# [Exercise description]
Read the records below. Copy each line where the string "creative" occurs.

□ □ □ □

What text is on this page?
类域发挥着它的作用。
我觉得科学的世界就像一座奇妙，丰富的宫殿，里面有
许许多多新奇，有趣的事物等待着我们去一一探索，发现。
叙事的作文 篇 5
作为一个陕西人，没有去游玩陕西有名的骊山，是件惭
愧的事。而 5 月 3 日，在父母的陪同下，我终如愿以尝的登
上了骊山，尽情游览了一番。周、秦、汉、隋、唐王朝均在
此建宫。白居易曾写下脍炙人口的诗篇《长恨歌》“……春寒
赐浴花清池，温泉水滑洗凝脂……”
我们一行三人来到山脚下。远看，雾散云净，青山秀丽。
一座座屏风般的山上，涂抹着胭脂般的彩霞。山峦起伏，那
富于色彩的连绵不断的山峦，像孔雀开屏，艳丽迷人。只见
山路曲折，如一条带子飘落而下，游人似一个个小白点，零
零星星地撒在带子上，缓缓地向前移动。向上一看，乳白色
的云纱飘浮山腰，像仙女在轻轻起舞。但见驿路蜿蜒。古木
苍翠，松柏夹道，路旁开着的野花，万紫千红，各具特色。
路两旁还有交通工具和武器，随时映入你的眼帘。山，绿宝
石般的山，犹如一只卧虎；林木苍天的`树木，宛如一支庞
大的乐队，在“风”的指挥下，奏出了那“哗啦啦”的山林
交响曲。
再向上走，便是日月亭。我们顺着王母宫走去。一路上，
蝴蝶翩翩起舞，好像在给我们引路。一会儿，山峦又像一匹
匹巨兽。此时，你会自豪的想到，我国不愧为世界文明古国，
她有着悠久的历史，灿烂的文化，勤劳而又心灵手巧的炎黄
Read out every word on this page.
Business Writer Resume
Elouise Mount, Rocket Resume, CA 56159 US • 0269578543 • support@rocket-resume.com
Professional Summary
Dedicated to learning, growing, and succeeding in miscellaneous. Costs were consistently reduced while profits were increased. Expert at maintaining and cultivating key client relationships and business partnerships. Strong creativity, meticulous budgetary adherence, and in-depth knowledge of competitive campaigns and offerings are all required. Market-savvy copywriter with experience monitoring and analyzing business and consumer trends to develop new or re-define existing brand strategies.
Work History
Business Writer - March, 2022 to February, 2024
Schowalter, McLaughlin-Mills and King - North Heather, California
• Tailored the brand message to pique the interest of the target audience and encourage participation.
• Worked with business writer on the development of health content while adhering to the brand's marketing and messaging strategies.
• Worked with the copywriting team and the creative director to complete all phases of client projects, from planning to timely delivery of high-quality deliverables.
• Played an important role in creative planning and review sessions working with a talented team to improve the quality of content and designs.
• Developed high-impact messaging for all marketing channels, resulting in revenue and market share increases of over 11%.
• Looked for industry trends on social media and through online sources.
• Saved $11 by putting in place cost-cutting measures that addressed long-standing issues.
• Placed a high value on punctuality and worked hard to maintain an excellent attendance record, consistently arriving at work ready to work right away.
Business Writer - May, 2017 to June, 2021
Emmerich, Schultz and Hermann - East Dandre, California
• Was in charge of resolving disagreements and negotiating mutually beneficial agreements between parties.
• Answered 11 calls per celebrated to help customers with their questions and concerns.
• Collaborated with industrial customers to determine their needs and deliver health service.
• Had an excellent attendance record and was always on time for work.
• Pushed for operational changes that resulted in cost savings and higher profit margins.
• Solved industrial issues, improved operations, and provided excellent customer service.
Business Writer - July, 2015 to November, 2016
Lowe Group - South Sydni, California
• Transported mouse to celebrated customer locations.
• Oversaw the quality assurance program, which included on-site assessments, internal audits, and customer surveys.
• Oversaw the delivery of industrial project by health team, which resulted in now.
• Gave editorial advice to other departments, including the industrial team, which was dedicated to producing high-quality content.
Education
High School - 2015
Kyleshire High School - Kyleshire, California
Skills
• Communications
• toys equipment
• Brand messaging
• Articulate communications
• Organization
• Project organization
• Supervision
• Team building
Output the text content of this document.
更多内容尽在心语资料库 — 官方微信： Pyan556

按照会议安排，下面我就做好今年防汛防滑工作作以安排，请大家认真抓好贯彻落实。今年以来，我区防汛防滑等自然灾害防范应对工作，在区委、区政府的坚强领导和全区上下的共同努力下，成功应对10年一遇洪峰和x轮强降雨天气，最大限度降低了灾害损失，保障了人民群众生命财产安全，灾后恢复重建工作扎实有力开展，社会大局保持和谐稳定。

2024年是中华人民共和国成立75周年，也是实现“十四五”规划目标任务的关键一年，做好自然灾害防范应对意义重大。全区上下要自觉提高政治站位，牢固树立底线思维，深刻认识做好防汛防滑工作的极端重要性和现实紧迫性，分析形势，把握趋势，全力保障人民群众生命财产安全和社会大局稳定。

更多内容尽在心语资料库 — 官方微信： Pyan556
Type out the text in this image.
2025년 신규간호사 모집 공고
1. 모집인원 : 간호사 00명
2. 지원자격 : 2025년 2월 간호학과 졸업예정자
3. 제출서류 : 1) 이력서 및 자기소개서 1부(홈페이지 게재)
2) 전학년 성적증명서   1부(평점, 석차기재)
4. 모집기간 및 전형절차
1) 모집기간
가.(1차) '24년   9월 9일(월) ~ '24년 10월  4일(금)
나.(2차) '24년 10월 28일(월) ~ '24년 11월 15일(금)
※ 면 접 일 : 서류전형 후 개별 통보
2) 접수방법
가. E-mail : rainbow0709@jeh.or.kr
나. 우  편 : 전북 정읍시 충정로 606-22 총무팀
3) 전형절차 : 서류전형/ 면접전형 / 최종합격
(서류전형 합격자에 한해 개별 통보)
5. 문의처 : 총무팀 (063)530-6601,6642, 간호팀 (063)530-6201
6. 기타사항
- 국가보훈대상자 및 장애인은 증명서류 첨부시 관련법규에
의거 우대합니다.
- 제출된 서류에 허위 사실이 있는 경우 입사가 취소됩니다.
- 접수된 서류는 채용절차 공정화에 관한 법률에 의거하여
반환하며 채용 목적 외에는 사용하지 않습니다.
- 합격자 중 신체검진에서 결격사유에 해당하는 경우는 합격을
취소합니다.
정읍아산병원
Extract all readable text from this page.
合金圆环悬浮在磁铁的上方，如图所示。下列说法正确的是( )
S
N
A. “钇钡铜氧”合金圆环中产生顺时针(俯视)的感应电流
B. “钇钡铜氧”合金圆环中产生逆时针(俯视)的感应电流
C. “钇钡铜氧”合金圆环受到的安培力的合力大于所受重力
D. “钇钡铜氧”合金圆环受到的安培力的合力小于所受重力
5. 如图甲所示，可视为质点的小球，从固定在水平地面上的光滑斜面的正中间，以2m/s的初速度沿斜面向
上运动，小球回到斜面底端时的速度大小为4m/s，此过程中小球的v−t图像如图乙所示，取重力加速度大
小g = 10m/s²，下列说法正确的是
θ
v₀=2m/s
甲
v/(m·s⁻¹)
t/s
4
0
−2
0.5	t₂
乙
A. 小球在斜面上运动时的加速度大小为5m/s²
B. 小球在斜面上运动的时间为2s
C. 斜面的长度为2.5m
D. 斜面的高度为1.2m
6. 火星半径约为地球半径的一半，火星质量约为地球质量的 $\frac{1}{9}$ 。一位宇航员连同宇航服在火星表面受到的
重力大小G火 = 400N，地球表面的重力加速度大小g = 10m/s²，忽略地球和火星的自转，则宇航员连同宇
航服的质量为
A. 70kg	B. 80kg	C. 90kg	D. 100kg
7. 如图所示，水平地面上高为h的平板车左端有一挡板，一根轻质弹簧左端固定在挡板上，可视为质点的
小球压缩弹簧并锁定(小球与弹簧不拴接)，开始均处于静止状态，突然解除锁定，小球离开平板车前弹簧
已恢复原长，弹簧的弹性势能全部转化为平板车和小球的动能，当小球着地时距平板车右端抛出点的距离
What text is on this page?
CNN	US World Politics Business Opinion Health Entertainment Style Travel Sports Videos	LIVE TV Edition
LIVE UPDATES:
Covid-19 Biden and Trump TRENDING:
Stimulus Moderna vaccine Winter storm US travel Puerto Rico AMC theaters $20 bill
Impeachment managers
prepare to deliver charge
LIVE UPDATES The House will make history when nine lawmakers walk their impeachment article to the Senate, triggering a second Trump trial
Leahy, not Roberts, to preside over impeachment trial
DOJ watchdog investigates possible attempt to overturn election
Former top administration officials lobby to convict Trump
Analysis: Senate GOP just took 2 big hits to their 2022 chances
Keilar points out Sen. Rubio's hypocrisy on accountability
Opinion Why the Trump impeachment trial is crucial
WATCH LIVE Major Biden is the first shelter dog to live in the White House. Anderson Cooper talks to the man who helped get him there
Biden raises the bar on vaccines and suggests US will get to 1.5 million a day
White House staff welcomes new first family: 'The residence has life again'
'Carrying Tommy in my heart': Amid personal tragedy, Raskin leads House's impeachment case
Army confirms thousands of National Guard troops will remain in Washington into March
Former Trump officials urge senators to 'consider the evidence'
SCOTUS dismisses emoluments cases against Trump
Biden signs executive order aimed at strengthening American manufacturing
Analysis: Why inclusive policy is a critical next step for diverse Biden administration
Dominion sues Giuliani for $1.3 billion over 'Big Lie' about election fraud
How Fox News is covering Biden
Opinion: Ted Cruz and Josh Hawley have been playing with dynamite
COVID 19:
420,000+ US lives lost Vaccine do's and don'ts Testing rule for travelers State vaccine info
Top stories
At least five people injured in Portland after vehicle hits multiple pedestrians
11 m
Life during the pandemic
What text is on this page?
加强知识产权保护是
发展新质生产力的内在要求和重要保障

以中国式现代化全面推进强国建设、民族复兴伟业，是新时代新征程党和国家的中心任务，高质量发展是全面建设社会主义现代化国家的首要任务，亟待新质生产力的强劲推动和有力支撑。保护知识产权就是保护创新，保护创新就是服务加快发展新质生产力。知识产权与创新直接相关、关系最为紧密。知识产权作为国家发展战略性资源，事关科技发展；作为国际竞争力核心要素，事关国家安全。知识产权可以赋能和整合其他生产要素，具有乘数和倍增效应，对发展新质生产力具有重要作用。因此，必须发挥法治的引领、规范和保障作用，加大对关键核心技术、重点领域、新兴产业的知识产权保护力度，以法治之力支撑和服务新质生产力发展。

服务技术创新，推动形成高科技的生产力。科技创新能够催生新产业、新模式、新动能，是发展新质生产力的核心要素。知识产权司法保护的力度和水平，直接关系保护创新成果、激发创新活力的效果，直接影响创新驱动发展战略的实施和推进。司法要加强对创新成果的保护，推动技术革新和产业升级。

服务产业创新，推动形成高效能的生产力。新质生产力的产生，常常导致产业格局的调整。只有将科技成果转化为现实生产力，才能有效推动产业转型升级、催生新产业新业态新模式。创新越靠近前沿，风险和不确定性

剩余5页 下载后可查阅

□ □ □ □

# [Result of this task]
• Worked with the copywriting team and the creative director to complete all phases of client projects, from planning to timely delivery of high-quality deliverables.
• Played an important role in creative planning and review sessions working with a talented team to improve the quality of content and designs.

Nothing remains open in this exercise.